— Record excerpts —

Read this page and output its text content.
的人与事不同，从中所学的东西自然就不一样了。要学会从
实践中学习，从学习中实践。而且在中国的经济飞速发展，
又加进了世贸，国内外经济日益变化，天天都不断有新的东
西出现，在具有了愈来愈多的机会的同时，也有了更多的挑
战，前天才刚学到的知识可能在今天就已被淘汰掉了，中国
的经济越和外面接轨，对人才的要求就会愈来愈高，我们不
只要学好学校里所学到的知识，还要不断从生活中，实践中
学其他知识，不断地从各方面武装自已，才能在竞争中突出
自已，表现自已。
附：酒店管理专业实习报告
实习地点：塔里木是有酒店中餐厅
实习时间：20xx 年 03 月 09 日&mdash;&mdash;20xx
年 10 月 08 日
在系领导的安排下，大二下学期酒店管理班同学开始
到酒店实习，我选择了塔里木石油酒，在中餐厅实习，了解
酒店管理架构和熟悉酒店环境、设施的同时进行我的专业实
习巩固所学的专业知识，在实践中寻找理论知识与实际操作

— Stated goal —
Every record shown above must be echoed exactly.

— Expected answer —
Read this page and output its text content.
的人与事不同，从中所学的东西自然就不一样了。要学会从
实践中学习，从学习中实践。而且在中国的经济飞速发展，
又加进了世贸，国内外经济日益变化，天天都不断有新的东
西出现，在具有了愈来愈多的机会的同时，也有了更多的挑
战，前天才刚学到的知识可能在今天就已被淘汰掉了，中国
的经济越和外面接轨，对人才的要求就会愈来愈高，我们不
只要学好学校里所学到的知识，还要不断从生活中，实践中
学其他知识，不断地从各方面武装自已，才能在竞争中突出
自已，表现自已。
附：酒店管理专业实习报告
实习地点：塔里木是有酒店中餐厅
实习时间：20xx 年 03 月 09 日&mdash;&mdash;20xx
年 10 月 08 日
在系领导的安排下，大二下学期酒店管理班同学开始
到酒店实习，我选择了塔里木石油酒，在中餐厅实习，了解
酒店管理架构和熟悉酒店环境、设施的同时进行我的专业实
习巩固所学的专业知识，在实践中寻找理论知识与实际操作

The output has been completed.